══ RECORDS FOR THE TASK ══

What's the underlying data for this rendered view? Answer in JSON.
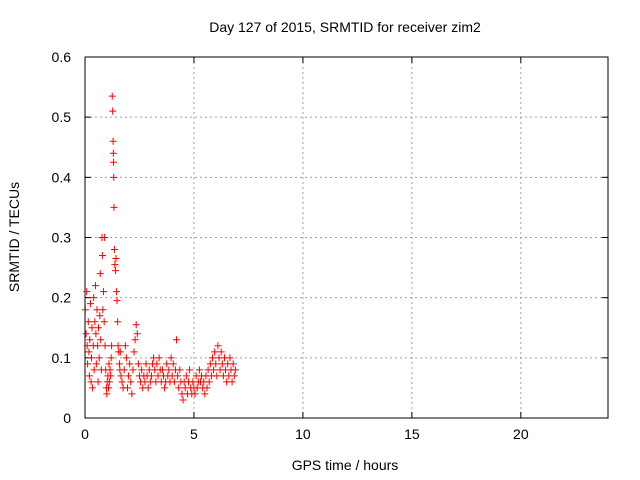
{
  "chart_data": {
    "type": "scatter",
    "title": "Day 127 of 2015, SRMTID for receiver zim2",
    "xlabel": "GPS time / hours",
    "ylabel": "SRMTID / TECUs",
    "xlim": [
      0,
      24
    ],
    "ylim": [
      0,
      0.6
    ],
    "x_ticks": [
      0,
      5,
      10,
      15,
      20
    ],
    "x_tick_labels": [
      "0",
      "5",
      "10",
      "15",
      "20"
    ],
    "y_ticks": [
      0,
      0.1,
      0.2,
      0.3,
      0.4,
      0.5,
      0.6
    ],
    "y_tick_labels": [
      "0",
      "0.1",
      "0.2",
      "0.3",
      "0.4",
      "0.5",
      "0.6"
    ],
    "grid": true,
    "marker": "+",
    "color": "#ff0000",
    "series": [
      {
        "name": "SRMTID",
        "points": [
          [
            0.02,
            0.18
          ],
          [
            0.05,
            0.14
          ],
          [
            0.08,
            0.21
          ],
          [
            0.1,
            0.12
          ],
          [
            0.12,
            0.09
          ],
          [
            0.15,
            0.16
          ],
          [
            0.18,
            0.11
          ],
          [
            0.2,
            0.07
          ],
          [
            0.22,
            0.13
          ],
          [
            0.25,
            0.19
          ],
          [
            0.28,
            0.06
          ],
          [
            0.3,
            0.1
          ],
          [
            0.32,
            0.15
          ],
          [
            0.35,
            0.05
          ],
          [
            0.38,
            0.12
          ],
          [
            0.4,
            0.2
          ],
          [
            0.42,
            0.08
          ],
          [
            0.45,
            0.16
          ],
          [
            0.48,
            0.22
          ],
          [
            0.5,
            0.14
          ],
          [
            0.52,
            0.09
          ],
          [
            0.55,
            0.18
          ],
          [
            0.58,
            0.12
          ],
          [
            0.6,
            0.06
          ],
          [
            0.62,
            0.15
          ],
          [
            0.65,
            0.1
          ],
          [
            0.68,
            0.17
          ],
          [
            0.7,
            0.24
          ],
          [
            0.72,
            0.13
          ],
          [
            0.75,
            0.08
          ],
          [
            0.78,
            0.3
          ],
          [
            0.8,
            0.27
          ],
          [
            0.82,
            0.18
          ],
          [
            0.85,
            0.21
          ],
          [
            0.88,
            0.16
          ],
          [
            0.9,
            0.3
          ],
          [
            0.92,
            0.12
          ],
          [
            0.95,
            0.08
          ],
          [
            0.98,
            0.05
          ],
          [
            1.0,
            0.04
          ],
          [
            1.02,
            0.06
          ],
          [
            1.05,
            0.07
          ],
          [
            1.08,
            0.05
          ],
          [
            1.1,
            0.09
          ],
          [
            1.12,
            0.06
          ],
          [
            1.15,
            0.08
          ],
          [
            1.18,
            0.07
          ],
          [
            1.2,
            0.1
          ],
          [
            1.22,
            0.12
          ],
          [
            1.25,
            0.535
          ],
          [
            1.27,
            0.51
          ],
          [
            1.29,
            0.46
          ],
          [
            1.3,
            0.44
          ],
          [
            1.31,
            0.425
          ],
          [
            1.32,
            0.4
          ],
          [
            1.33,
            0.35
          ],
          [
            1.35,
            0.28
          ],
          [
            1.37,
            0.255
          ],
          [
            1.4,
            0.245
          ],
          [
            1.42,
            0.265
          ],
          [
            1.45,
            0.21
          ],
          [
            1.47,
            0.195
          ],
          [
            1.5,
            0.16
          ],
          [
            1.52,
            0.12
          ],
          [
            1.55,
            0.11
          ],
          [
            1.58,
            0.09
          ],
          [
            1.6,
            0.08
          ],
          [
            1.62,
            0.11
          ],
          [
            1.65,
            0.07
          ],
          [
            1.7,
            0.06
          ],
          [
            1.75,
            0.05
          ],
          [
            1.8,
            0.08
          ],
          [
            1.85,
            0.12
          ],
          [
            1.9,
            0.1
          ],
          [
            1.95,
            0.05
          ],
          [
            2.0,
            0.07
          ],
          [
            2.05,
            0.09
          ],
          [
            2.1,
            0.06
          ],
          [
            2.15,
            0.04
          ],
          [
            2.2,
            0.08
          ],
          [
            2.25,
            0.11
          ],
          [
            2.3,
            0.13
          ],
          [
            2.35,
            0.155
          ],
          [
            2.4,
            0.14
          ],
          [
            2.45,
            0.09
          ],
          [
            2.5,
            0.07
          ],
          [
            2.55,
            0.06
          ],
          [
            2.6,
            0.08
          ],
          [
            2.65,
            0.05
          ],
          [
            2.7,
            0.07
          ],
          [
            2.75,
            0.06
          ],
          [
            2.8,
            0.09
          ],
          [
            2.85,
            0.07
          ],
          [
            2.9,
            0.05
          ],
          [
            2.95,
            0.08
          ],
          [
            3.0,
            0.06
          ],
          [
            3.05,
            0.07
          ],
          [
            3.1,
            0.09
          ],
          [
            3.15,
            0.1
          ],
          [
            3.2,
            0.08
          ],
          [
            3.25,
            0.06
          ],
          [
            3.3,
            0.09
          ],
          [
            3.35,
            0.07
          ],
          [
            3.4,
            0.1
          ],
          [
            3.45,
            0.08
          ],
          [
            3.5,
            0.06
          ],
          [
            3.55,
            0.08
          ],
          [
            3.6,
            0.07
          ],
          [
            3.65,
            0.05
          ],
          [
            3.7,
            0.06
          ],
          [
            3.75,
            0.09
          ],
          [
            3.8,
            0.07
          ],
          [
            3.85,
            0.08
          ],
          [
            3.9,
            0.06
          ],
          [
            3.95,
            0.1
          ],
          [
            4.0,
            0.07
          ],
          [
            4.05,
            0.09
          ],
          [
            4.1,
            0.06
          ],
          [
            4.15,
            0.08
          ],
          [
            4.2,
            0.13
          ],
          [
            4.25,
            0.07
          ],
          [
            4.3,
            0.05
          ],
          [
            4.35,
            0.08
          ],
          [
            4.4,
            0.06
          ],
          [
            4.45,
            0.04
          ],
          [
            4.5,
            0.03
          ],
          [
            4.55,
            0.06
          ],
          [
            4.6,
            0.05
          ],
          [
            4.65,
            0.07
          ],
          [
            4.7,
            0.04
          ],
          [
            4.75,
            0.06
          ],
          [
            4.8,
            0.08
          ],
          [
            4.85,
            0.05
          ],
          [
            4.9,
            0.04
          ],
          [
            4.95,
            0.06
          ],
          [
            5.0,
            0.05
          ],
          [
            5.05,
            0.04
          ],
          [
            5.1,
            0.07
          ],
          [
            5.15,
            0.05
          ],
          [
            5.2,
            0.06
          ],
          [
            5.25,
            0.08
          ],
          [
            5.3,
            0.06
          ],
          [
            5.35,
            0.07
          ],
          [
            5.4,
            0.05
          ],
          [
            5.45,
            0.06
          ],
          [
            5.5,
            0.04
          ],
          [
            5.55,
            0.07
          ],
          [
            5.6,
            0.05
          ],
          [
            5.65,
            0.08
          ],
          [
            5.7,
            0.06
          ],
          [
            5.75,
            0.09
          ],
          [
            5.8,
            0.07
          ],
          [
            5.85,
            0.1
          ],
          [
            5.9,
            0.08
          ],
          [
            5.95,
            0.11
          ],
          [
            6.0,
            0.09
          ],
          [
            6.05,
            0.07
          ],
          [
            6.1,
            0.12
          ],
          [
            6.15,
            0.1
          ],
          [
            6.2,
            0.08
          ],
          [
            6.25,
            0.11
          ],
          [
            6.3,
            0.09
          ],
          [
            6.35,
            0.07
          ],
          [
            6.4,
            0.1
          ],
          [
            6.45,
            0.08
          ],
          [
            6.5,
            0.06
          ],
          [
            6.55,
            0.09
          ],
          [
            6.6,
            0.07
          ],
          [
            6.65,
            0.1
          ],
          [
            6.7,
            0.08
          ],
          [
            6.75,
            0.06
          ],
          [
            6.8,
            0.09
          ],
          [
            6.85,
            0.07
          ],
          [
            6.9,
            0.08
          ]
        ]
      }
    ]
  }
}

═══

- [THE TASK]: Report all lines of the material that contain the word "SRMTID".

- [EXERCISE OUTPUT]:
    "title": "Day 127 of 2015, SRMTID for receiver zim2",
    "ylabel": "SRMTID / TECUs",
        "name": "SRMTID",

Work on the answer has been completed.